*Exercise*
What follows is a set of records, each of which is to be written out exactly.

*Provided data*

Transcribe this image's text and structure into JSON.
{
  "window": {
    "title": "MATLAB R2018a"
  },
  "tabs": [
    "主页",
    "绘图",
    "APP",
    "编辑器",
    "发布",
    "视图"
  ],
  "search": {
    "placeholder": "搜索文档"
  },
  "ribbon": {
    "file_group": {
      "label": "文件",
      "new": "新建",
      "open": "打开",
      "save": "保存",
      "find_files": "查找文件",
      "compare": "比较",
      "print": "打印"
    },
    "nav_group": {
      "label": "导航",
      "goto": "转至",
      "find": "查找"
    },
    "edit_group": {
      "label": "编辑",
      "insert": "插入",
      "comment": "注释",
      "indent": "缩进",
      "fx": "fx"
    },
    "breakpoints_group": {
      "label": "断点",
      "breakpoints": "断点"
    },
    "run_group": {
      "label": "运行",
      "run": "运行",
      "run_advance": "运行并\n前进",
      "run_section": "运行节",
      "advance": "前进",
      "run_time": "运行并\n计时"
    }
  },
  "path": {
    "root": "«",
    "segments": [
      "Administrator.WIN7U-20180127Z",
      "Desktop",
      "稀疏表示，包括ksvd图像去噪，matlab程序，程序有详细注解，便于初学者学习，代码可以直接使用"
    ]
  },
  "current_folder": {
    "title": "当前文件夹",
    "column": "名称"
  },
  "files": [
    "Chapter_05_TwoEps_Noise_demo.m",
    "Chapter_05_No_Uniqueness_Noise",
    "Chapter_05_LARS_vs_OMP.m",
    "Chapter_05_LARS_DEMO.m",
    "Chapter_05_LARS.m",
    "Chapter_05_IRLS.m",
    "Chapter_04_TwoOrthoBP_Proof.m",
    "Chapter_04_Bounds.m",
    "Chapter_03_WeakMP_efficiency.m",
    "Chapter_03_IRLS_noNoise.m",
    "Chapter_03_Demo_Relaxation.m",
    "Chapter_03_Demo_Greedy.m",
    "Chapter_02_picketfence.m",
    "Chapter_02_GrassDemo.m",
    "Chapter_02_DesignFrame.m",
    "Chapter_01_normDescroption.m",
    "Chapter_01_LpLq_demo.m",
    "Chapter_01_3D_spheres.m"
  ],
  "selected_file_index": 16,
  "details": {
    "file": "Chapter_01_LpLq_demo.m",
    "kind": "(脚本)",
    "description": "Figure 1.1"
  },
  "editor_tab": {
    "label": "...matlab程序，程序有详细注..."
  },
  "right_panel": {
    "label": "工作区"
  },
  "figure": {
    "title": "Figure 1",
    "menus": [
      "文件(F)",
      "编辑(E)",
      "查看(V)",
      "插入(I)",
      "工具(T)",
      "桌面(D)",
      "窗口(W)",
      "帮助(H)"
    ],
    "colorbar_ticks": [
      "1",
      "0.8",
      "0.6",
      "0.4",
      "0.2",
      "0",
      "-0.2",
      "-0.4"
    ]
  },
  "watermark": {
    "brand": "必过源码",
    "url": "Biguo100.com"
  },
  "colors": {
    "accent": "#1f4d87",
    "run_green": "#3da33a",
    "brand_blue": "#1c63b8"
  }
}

*Expected answer*
Transcribe this image's text and structure into JSON.
{
  "window": {
    "title": "MATLAB R2018a"
  },
  "tabs": [
    "主页",
    "绘图",
    "APP",
    "编辑器",
    "发布",
    "视图"
  ],
  "search": {
    "placeholder": "搜索文档"
  },
  "ribbon": {
    "file_group": {
      "label": "文件",
      "new": "新建",
      "open": "打开",
      "save": "保存",
      "find_files": "查找文件",
      "compare": "比较",
      "print": "打印"
    },
    "nav_group": {
      "label": "导航",
      "goto": "转至",
      "find": "查找"
    },
    "edit_group": {
      "label": "编辑",
      "insert": "插入",
      "comment": "注释",
      "indent": "缩进",
      "fx": "fx"
    },
    "breakpoints_group": {
      "label": "断点",
      "breakpoints": "断点"
    },
    "run_group": {
      "label": "运行",
      "run": "运行",
      "run_advance": "运行并\n前进",
      "run_section": "运行节",
      "advance": "前进",
      "run_time": "运行并\n计时"
    }
  },
  "path": {
    "root": "«",
    "segments": [
      "Administrator.WIN7U-20180127Z",
      "Desktop",
      "稀疏表示，包括ksvd图像去噪，matlab程序，程序有详细注解，便于初学者学习，代码可以直接使用"
    ]
  },
  "current_folder": {
    "title": "当前文件夹",
    "column": "名称"
  },
  "files": [
    "Chapter_05_TwoEps_Noise_demo.m",
    "Chapter_05_No_Uniqueness_Noise",
    "Chapter_05_LARS_vs_OMP.m",
    "Chapter_05_LARS_DEMO.m",
    "Chapter_05_LARS.m",
    "Chapter_05_IRLS.m",
    "Chapter_04_TwoOrthoBP_Proof.m",
    "Chapter_04_Bounds.m",
    "Chapter_03_WeakMP_efficiency.m",
    "Chapter_03_IRLS_noNoise.m",
    "Chapter_03_Demo_Relaxation.m",
    "Chapter_03_Demo_Greedy.m",
    "Chapter_02_picketfence.m",
    "Chapter_02_GrassDemo.m",
    "Chapter_02_DesignFrame.m",
    "Chapter_01_normDescroption.m",
    "Chapter_01_LpLq_demo.m",
    "Chapter_01_3D_spheres.m"
  ],
  "selected_file_index": 16,
  "details": {
    "file": "Chapter_01_LpLq_demo.m",
    "kind": "(脚本)",
    "description": "Figure 1.1"
  },
  "editor_tab": {
    "label": "...matlab程序，程序有详细注..."
  },
  "right_panel": {
    "label": "工作区"
  },
  "figure": {
    "title": "Figure 1",
    "menus": [
      "文件(F)",
      "编辑(E)",
      "查看(V)",
      "插入(I)",
      "工具(T)",
      "桌面(D)",
      "窗口(W)",
      "帮助(H)"
    ],
    "colorbar_ticks": [
      "1",
      "0.8",
      "0.6",
      "0.4",
      "0.2",
      "0",
      "-0.2",
      "-0.4"
    ]
  },
  "watermark": {
    "brand": "必过源码",
    "url": "Biguo100.com"
  },
  "colors": {
    "accent": "#1f4d87",
    "run_green": "#3da33a",
    "brand_blue": "#1c63b8"
  }
}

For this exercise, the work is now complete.